[Figure collection entries]
=-=-=-=-=

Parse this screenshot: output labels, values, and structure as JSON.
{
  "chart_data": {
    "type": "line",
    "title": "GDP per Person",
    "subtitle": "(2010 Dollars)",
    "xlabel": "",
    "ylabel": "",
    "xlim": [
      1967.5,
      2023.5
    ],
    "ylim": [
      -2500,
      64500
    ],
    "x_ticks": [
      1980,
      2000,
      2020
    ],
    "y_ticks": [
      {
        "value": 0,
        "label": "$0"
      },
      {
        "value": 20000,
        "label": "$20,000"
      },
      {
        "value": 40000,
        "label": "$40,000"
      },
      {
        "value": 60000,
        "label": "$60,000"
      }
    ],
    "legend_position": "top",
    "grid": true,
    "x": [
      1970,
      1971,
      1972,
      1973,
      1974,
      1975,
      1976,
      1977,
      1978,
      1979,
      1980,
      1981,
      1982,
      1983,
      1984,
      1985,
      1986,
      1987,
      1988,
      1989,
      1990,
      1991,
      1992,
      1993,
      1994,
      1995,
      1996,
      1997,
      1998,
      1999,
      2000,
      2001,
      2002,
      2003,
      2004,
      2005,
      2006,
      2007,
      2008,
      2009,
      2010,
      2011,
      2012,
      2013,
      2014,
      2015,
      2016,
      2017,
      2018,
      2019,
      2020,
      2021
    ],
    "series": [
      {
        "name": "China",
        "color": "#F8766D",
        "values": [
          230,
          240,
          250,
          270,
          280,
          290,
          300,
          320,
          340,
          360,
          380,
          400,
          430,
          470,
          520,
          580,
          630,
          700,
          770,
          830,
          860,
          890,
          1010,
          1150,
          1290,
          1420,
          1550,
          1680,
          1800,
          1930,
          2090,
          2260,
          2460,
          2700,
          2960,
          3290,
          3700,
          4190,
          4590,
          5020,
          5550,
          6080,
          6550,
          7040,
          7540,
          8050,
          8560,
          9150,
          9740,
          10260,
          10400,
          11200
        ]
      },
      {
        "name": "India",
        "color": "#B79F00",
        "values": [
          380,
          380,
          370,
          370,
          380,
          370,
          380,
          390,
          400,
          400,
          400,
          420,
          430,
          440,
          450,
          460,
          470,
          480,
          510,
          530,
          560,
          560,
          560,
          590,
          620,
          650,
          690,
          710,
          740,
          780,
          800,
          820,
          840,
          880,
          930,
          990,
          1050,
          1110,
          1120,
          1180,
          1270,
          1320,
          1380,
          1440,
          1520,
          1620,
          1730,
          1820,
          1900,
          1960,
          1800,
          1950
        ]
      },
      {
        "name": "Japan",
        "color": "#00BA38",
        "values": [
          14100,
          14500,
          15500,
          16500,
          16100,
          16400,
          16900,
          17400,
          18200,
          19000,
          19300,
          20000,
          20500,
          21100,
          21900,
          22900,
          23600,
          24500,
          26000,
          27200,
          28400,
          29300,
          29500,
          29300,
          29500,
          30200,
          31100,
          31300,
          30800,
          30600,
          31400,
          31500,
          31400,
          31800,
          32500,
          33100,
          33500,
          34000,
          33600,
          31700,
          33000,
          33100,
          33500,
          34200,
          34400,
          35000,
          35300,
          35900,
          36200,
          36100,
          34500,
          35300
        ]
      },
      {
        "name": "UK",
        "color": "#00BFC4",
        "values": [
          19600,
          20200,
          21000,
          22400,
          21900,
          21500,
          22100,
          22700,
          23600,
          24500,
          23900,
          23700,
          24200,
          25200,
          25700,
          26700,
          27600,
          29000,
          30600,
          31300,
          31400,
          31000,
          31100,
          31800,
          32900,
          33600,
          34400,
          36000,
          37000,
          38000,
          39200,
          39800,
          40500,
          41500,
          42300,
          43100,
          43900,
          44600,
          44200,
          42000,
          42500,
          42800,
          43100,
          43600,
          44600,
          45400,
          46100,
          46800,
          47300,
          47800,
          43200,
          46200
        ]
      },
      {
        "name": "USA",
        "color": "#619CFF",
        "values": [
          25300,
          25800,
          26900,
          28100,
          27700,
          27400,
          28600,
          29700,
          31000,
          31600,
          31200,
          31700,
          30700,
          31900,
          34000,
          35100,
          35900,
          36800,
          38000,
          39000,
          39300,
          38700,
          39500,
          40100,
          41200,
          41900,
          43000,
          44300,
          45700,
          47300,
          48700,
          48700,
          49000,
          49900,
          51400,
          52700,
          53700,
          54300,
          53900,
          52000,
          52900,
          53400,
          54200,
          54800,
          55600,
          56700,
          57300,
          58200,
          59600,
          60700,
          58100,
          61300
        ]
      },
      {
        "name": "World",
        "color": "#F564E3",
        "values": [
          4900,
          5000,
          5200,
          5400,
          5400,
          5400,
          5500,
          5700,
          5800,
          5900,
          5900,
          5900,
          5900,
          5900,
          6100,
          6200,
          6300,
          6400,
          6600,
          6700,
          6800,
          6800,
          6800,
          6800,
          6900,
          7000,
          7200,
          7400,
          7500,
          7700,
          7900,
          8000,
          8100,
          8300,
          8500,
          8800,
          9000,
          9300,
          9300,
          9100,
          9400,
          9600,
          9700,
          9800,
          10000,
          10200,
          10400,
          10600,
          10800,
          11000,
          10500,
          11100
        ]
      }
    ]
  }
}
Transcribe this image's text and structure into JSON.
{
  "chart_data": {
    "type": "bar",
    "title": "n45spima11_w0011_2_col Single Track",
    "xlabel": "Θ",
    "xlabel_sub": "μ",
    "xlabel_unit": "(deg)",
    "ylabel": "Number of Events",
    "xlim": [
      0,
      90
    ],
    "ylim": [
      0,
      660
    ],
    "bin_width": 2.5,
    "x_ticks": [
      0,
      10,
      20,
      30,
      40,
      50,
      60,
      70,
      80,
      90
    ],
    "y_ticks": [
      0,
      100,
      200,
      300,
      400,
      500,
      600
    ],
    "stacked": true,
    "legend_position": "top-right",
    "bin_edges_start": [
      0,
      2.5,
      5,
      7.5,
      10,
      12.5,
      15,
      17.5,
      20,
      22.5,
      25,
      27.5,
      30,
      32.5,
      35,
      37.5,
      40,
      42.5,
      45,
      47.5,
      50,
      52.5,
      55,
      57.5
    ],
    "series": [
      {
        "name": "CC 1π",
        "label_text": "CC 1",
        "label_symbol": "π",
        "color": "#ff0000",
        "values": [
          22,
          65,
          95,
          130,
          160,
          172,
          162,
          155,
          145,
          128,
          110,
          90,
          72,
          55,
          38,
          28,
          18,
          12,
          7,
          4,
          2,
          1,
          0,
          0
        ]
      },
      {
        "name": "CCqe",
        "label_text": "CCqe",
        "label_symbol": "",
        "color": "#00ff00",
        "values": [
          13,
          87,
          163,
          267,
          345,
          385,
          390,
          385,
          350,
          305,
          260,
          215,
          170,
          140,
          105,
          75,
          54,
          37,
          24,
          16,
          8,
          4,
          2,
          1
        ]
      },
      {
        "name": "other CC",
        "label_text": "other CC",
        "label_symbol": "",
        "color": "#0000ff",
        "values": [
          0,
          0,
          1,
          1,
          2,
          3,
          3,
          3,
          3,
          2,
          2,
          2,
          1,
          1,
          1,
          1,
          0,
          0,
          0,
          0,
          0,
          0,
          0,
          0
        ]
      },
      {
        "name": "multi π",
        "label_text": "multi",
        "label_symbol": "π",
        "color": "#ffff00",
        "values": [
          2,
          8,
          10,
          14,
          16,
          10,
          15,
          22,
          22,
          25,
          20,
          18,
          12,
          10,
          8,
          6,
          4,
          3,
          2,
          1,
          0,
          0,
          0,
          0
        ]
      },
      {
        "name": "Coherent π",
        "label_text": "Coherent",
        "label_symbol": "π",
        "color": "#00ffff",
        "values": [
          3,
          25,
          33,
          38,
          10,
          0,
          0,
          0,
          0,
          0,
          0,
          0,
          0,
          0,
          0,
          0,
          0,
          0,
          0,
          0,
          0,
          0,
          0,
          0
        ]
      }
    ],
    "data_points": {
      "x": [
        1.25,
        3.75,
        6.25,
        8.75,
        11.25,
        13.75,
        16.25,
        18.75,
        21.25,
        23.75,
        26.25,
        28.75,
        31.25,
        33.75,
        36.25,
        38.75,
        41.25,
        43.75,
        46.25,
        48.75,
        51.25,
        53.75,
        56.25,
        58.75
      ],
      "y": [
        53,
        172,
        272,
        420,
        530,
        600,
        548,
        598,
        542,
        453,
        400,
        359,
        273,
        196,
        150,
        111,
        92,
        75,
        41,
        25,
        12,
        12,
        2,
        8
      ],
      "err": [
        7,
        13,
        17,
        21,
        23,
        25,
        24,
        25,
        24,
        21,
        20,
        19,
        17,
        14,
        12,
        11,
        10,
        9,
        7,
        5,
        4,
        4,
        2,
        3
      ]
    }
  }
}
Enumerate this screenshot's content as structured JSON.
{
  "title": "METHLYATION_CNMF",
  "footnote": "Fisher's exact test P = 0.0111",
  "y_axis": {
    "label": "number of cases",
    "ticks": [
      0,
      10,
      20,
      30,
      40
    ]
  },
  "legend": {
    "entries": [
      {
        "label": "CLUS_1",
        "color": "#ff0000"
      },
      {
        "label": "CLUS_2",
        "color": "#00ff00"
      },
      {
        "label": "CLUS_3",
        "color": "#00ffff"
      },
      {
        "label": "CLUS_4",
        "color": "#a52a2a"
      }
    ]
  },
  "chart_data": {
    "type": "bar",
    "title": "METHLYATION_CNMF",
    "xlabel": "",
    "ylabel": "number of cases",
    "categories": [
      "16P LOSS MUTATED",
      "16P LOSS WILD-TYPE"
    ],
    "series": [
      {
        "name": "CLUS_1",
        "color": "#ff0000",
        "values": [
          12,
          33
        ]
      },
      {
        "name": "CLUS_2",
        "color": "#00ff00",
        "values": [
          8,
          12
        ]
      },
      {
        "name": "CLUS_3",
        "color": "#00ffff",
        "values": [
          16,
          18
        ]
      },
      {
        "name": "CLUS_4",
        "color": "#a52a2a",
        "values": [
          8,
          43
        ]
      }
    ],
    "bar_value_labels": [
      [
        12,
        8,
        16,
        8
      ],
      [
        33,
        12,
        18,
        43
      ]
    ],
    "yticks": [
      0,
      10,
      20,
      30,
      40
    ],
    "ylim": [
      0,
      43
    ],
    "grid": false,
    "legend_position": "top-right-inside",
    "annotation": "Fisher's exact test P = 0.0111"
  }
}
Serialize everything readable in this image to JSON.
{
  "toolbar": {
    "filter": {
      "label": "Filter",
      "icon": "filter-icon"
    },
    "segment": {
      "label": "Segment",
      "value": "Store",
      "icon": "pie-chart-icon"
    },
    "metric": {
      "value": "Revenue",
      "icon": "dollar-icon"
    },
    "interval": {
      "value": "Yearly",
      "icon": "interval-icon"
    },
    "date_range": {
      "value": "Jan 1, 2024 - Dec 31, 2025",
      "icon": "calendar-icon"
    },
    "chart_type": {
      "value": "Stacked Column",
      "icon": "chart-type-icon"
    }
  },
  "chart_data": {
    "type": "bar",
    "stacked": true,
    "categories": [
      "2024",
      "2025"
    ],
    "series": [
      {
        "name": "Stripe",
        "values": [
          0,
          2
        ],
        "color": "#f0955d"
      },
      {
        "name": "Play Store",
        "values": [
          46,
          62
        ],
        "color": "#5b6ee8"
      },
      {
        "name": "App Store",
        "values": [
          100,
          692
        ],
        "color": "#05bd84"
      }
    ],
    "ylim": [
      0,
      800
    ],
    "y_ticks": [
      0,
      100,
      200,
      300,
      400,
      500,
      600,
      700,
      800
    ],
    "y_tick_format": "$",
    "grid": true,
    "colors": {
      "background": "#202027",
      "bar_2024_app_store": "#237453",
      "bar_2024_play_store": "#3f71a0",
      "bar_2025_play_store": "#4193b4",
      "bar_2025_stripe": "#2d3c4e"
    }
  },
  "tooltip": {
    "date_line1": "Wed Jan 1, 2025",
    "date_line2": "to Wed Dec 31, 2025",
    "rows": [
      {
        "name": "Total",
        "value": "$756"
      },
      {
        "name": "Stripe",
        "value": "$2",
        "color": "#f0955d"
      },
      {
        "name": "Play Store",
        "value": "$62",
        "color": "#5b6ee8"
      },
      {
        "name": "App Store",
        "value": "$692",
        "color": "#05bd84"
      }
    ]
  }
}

=-=-=-=-=

AIM OF THE TASK -
Gather each line in the data that holds the string "Fisher".

FINISHED ANSWER -
  "footnote": "Fisher's exact test P = 0.0111",
    "annotation": "Fisher's exact test P = 0.0111"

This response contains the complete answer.